PAGE EXCERPT ::
===============

Yes, I admit I tend to prefer "where" over "let", all else being equal. But my main concern was embedding recursive functions in do-blocks, particularly monadic loops that aren't amenable to the usual combinators. Bindings made in a do block aren't visible in a "where" clause, so pushing the definition to the where clause would typically require additional arguments to be passed. I'd rather not do that, so I'm left choosing between "let" and "fix".
A lot of discussion about haskell code revolves around whether or not a given construction is 'clear'; this has something to do with haskell's almost unparallelled ability to abstract, I suppose. Ultimately, something is clear once you are used to the abstraction, but obfuscated if you're not, so it becomes rather subjective.
I'd agree with that, so perhaps I should have instead asked: Are there other ways, besides "fix" and "let", to write monadic loops that won't easily submit to forM and friends? I already see one suggestion from Claus [1], who seems determined that lazy I/O should have the last laugh :-), that is, extract the loop structure to a new combinator, leaving the loop body inline. [1]http://www.haskell.org/pipermail/haskell-cafe/2007-March/023686.html

"Matthew Brecknell"
Pete Kazmier:
I understand the intent of this code, but I am having a hard time understanding the implementation, specifically the combination of 'fix', 'flip', and 'interate'. I looked up 'fix' and I'm unsure how one can call 'flip' on a function that takes one argument.
I threw that in there because I figured you were up for another challenge. :-)
Haskell has a way of making one feel dumb. This is by far the most challenging programming language I've ever used.
It took me ages to get some clue about how to use fix, quite apart from combining it with flip. The concept of passing the output of a function as one of its parameters ("tying the knot") can be difficult to accept, particularly if you haven't studied lambda calculus.
This is a bit mind boggling. Do you have any trivial examples that may help my understanding?
Note that I could have just written this:
let iterate a = do ... iterate a' ... iterate accum
In the meantime, I'm more than happy to claim ignorance and stick with the above version which is very accessible to us mere mortals.
So with my use of "flip fix", I'm really just calling fix on the anonymous function (\iterate accum -> ...), and then the parameter ("accum") is passed to the function returned by fix. So now you just need a couple of weeks (or months if you're as slow as me) to understand what fix is all about... :-)

===============

LISTED RECORDS ::

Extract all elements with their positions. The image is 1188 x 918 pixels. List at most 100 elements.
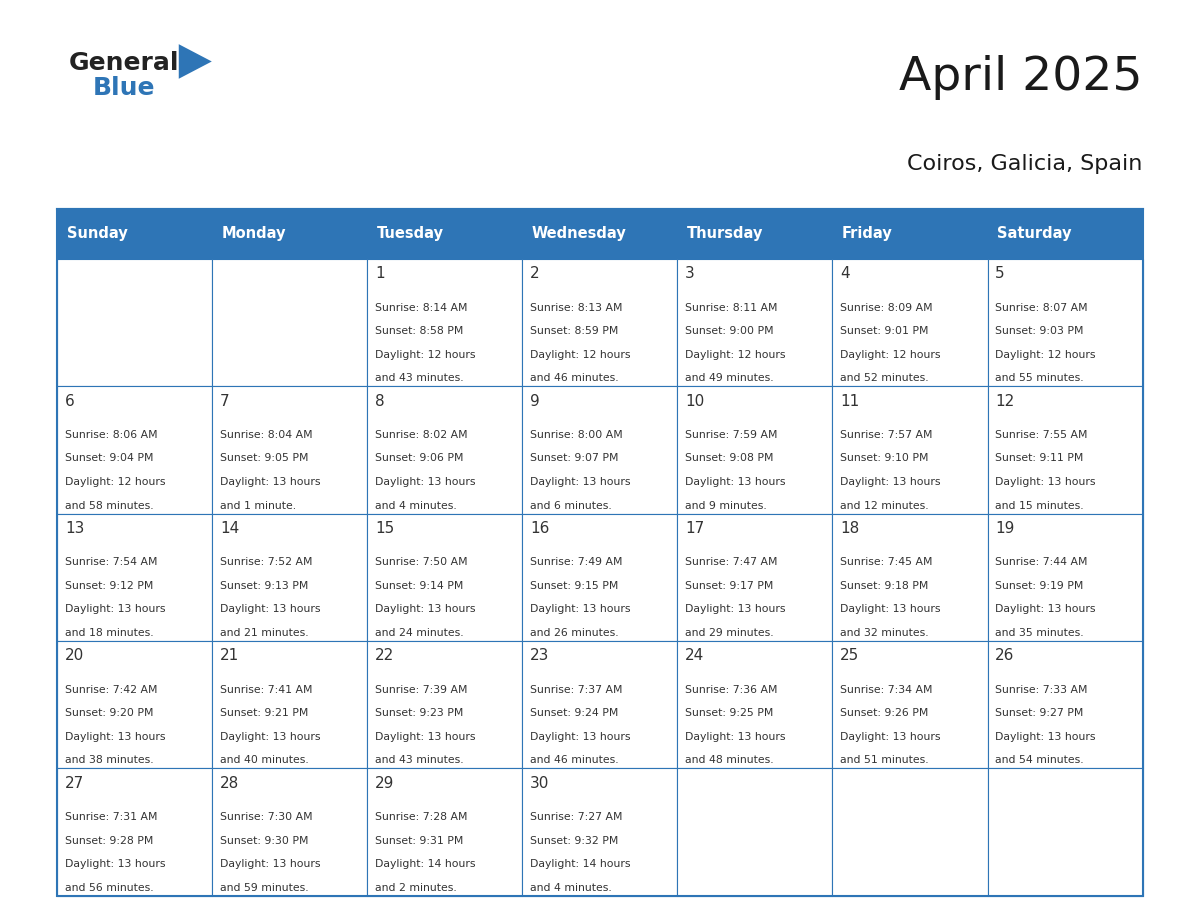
- Text: 6: 6: [65, 394, 75, 409]
- Text: Sunrise: 7:54 AM: Sunrise: 7:54 AM: [65, 557, 158, 567]
- Bar: [833, 259, 987, 386]
- Bar: [367, 641, 523, 768]
- Text: Monday: Monday: [222, 227, 286, 241]
- Bar: [987, 386, 1143, 513]
- Text: General: General: [69, 51, 179, 75]
- Bar: [523, 208, 677, 259]
- Bar: [57, 208, 1143, 896]
- Text: Daylight: 13 hours: Daylight: 13 hours: [65, 859, 165, 869]
- Text: 5: 5: [996, 266, 1005, 281]
- Text: Sunset: 9:31 PM: Sunset: 9:31 PM: [375, 835, 463, 845]
- Text: and 59 minutes.: and 59 minutes.: [220, 882, 309, 892]
- Text: Daylight: 12 hours: Daylight: 12 hours: [65, 477, 165, 487]
- Text: Sunset: 9:25 PM: Sunset: 9:25 PM: [685, 708, 773, 718]
- Text: Sunset: 9:27 PM: Sunset: 9:27 PM: [996, 708, 1083, 718]
- Text: 12: 12: [996, 394, 1015, 409]
- Text: 20: 20: [65, 648, 84, 663]
- Text: 26: 26: [996, 648, 1015, 663]
- Text: 19: 19: [996, 521, 1015, 536]
- Text: and 24 minutes.: and 24 minutes.: [375, 628, 463, 638]
- Text: Daylight: 12 hours: Daylight: 12 hours: [840, 350, 941, 360]
- Text: Daylight: 13 hours: Daylight: 13 hours: [375, 477, 475, 487]
- Text: Daylight: 13 hours: Daylight: 13 hours: [996, 604, 1095, 614]
- Text: Daylight: 13 hours: Daylight: 13 hours: [685, 604, 785, 614]
- Text: 14: 14: [220, 521, 239, 536]
- Text: April 2025: April 2025: [899, 55, 1143, 100]
- Text: Sunrise: 8:11 AM: Sunrise: 8:11 AM: [685, 303, 778, 312]
- Text: 10: 10: [685, 394, 704, 409]
- Bar: [523, 641, 677, 768]
- Text: Sunrise: 8:09 AM: Sunrise: 8:09 AM: [840, 303, 933, 312]
- Text: Sunrise: 7:44 AM: Sunrise: 7:44 AM: [996, 557, 1088, 567]
- Bar: [833, 208, 987, 259]
- Bar: [987, 208, 1143, 259]
- Text: Tuesday: Tuesday: [377, 227, 443, 241]
- Text: Sunrise: 7:39 AM: Sunrise: 7:39 AM: [375, 685, 468, 695]
- Bar: [677, 259, 833, 386]
- Bar: [523, 386, 677, 513]
- Bar: [523, 768, 677, 896]
- Bar: [367, 513, 523, 641]
- Bar: [677, 208, 833, 259]
- Text: and 52 minutes.: and 52 minutes.: [840, 374, 929, 383]
- Text: 7: 7: [220, 394, 229, 409]
- Text: 18: 18: [840, 521, 859, 536]
- Text: Sunrise: 7:31 AM: Sunrise: 7:31 AM: [65, 812, 158, 822]
- Bar: [987, 641, 1143, 768]
- Text: Sunrise: 8:04 AM: Sunrise: 8:04 AM: [220, 430, 312, 440]
- Text: Sunrise: 7:33 AM: Sunrise: 7:33 AM: [996, 685, 1088, 695]
- Bar: [677, 768, 833, 896]
- Text: Sunset: 9:19 PM: Sunset: 9:19 PM: [996, 581, 1083, 591]
- Text: and 1 minute.: and 1 minute.: [220, 500, 296, 510]
- Text: and 2 minutes.: and 2 minutes.: [375, 882, 457, 892]
- Bar: [833, 768, 987, 896]
- Text: 27: 27: [65, 776, 84, 790]
- Text: and 35 minutes.: and 35 minutes.: [996, 628, 1083, 638]
- Bar: [57, 641, 213, 768]
- Text: Sunrise: 7:57 AM: Sunrise: 7:57 AM: [840, 430, 933, 440]
- Text: Daylight: 13 hours: Daylight: 13 hours: [530, 604, 631, 614]
- Text: Sunset: 9:24 PM: Sunset: 9:24 PM: [530, 708, 619, 718]
- Text: and 46 minutes.: and 46 minutes.: [530, 756, 619, 766]
- Text: 16: 16: [530, 521, 550, 536]
- Text: and 21 minutes.: and 21 minutes.: [220, 628, 309, 638]
- Text: Sunrise: 7:37 AM: Sunrise: 7:37 AM: [530, 685, 623, 695]
- Text: Sunset: 9:01 PM: Sunset: 9:01 PM: [840, 326, 929, 336]
- Text: 1: 1: [375, 266, 385, 281]
- Text: Sunrise: 7:42 AM: Sunrise: 7:42 AM: [65, 685, 158, 695]
- Text: and 58 minutes.: and 58 minutes.: [65, 500, 153, 510]
- Text: 23: 23: [530, 648, 550, 663]
- Text: Sunset: 9:32 PM: Sunset: 9:32 PM: [530, 835, 619, 845]
- Text: Daylight: 13 hours: Daylight: 13 hours: [530, 732, 631, 742]
- Text: Sunrise: 7:45 AM: Sunrise: 7:45 AM: [840, 557, 933, 567]
- Text: Daylight: 13 hours: Daylight: 13 hours: [685, 732, 785, 742]
- Text: Daylight: 13 hours: Daylight: 13 hours: [685, 477, 785, 487]
- Text: Sunrise: 7:30 AM: Sunrise: 7:30 AM: [220, 812, 312, 822]
- Text: 8: 8: [375, 394, 385, 409]
- Text: 15: 15: [375, 521, 394, 536]
- Text: 4: 4: [840, 266, 849, 281]
- Text: 22: 22: [375, 648, 394, 663]
- Text: Daylight: 14 hours: Daylight: 14 hours: [530, 859, 631, 869]
- Bar: [833, 513, 987, 641]
- Text: Daylight: 13 hours: Daylight: 13 hours: [220, 859, 321, 869]
- Text: Daylight: 13 hours: Daylight: 13 hours: [220, 477, 321, 487]
- Bar: [833, 386, 987, 513]
- Bar: [213, 768, 367, 896]
- Text: Sunrise: 7:36 AM: Sunrise: 7:36 AM: [685, 685, 778, 695]
- Text: Sunrise: 7:28 AM: Sunrise: 7:28 AM: [375, 812, 468, 822]
- Text: Sunset: 9:06 PM: Sunset: 9:06 PM: [375, 453, 463, 464]
- Text: Daylight: 13 hours: Daylight: 13 hours: [530, 477, 631, 487]
- Bar: [213, 208, 367, 259]
- Bar: [213, 513, 367, 641]
- Text: Sunset: 8:59 PM: Sunset: 8:59 PM: [530, 326, 619, 336]
- Text: 30: 30: [530, 776, 550, 790]
- Text: and 43 minutes.: and 43 minutes.: [375, 374, 463, 383]
- Text: Sunrise: 7:50 AM: Sunrise: 7:50 AM: [375, 557, 468, 567]
- Text: 13: 13: [65, 521, 84, 536]
- Text: and 55 minutes.: and 55 minutes.: [996, 374, 1083, 383]
- Text: 9: 9: [530, 394, 539, 409]
- Bar: [367, 768, 523, 896]
- Bar: [677, 386, 833, 513]
- Text: Sunset: 9:30 PM: Sunset: 9:30 PM: [220, 835, 309, 845]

===============

WHAT IS BEING ASKED :: Pick up the mailing-list exchange about writing monadic loops in Haskell with fix and let, and carry it on from its final sentence.

ANSWER FOR THE TASK ::
I won't try to understand fix just yet, but I'm still confused by the type of fix: fix :: (a -> a) -> a It appears to me that it takes a function as an argument, and that function takes a single argument. So how are you passing fix an anonymous function taking 2 arguments? Sorry if I have beaten this horse to death, but my pea-sized brain is working overtime here. Thanks for all of the help. Pete

Pete Kazmier:
Haskell has a way of making one feel dumb. This is by far the most challenging programming language I've ever used.
It (or perhaps the community around it) does have a way of making you realise that the rabbit-hole really is very deep. But that's no reason to feel dumb.
I won't try to understand fix just yet, but I'm still confused by the type of fix:
fix :: (a -> a) -> a
It appears to me that it takes a function as an argument, and that function takes a single argument. So how are you passing fix an anonymous function taking 2 arguments? Sorry if I have beaten this horse to death, but my pea-sized brain is working overtime here.
As others have pointed out, fix is polymorphic, so "a" can stand for any type, including "(b -> c)". Removing redundant parentheses, this means fix can directly specialise to:
fix :: ((b -> c) -> b -> c) -> b -> c
It may also help to think some more about the concepts of "currying" and "partial application". Between the Haskell wiki and Wikipedia, you should find some resources for that. See also my "id" example in a previous post in this thread. That does the same thing, but without fix there to confuse the issue.

"Matthew Brecknell"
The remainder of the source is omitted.